DIRECTIONS FOR THIS TASK
Comb through the entries for "Tarifleri" and pull out each line that holds it.

EXTRACTED MATERIAL
------------------------------------------------------------
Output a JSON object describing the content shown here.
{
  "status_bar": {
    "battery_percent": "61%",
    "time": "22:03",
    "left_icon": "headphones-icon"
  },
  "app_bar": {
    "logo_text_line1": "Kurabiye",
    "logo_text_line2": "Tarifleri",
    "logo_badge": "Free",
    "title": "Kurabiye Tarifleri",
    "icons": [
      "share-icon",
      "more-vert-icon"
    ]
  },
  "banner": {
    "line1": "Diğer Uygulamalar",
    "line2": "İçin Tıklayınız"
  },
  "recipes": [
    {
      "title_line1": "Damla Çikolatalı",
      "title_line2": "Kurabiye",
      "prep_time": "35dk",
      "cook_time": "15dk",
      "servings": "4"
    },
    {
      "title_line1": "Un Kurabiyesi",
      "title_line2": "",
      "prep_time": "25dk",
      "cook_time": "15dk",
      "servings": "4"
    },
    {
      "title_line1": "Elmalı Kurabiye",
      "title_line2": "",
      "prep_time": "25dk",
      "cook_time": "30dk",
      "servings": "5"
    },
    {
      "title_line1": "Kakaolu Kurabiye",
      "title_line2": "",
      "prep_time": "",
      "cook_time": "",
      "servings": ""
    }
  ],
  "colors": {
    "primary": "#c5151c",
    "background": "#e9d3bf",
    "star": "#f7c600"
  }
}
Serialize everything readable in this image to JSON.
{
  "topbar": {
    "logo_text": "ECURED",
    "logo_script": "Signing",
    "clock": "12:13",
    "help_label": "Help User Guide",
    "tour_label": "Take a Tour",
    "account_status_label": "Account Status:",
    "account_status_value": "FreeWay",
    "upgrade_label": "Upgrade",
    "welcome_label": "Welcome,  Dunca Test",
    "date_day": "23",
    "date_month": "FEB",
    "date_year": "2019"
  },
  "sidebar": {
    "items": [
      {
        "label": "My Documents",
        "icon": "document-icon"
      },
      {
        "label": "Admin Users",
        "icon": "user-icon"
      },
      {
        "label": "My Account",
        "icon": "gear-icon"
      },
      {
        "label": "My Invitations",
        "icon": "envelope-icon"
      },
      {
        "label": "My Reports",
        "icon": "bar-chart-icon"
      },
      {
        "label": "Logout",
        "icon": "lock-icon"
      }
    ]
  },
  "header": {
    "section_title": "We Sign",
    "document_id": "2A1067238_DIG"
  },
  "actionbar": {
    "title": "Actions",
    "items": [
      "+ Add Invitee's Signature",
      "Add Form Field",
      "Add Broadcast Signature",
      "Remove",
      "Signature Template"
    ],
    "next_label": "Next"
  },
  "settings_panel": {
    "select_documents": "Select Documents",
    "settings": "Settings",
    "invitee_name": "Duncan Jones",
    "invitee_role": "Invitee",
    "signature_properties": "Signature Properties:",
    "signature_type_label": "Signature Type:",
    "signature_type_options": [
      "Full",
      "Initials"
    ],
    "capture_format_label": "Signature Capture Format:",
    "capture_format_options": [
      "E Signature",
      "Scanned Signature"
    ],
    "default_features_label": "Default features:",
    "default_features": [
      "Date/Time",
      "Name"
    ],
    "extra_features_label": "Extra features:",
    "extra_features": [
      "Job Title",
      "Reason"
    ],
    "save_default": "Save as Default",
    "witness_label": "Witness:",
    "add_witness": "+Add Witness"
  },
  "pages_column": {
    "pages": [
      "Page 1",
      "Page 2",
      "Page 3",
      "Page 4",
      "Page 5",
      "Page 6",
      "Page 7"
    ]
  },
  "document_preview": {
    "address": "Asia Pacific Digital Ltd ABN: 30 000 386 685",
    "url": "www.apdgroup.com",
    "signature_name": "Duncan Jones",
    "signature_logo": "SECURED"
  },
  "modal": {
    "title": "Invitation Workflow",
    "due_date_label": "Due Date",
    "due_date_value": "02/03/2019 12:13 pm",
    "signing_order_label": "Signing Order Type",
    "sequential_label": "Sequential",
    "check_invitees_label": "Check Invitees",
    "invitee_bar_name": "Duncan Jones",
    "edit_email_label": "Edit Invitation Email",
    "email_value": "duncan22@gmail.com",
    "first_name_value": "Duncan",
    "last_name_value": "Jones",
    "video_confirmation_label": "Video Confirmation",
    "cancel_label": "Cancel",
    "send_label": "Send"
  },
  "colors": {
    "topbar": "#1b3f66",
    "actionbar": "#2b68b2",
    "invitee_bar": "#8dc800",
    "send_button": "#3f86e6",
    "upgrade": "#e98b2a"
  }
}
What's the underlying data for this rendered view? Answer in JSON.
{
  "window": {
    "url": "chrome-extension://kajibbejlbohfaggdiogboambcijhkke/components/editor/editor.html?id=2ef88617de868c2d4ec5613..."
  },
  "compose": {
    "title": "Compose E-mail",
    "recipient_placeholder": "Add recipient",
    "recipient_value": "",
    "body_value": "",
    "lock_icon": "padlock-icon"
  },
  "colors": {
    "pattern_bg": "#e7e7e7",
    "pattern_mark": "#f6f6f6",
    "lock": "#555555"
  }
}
------------------------------------------------------------
ANSWER TO THIS EXERCISE
    "logo_text_line2": "Tarifleri",
    "title": "Kurabiye Tarifleri",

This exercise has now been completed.